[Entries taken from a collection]
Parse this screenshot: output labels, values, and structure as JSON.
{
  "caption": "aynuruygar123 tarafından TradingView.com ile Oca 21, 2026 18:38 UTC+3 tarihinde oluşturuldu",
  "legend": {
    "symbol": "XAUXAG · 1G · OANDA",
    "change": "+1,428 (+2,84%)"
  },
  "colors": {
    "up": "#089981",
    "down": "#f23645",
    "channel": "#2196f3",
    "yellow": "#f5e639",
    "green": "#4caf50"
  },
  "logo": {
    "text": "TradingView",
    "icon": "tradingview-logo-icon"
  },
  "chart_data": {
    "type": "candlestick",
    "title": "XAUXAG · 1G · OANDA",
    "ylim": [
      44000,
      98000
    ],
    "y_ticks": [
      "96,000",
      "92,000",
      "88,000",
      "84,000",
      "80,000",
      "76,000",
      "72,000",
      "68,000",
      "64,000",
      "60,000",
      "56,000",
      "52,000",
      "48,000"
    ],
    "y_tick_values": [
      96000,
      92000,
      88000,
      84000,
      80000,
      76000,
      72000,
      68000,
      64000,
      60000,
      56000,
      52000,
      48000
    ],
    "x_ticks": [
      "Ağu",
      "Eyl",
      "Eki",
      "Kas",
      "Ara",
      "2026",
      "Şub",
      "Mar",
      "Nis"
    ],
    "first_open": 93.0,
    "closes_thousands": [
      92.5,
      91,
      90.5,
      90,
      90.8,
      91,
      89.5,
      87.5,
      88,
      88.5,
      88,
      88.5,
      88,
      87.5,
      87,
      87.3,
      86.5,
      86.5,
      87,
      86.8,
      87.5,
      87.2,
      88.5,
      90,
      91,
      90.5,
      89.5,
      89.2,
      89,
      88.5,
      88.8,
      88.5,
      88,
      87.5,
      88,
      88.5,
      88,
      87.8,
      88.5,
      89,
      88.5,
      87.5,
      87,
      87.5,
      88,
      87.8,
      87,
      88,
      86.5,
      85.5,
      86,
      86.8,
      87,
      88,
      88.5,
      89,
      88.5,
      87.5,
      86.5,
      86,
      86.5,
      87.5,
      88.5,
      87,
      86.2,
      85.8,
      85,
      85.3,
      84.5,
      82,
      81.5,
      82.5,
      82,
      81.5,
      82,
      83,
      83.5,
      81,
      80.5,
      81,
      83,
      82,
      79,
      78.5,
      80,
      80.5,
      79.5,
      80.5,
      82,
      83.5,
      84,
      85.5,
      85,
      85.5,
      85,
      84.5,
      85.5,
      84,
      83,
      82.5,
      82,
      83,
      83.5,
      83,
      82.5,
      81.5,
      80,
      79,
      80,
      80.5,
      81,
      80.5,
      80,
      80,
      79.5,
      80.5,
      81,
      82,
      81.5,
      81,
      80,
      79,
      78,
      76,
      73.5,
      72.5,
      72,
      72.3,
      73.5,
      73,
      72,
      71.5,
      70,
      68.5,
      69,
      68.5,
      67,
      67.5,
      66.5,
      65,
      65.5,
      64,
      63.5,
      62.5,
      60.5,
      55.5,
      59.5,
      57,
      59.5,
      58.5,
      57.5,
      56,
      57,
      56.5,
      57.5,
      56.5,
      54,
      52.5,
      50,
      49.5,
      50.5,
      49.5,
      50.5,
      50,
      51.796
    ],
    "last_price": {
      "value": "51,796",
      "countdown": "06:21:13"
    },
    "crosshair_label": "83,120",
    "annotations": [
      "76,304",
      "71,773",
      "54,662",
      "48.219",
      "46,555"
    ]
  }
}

Task brief: Only a number is expected here: the count of lines in the listing that hold the string "XAUXAG".

Solution below: 2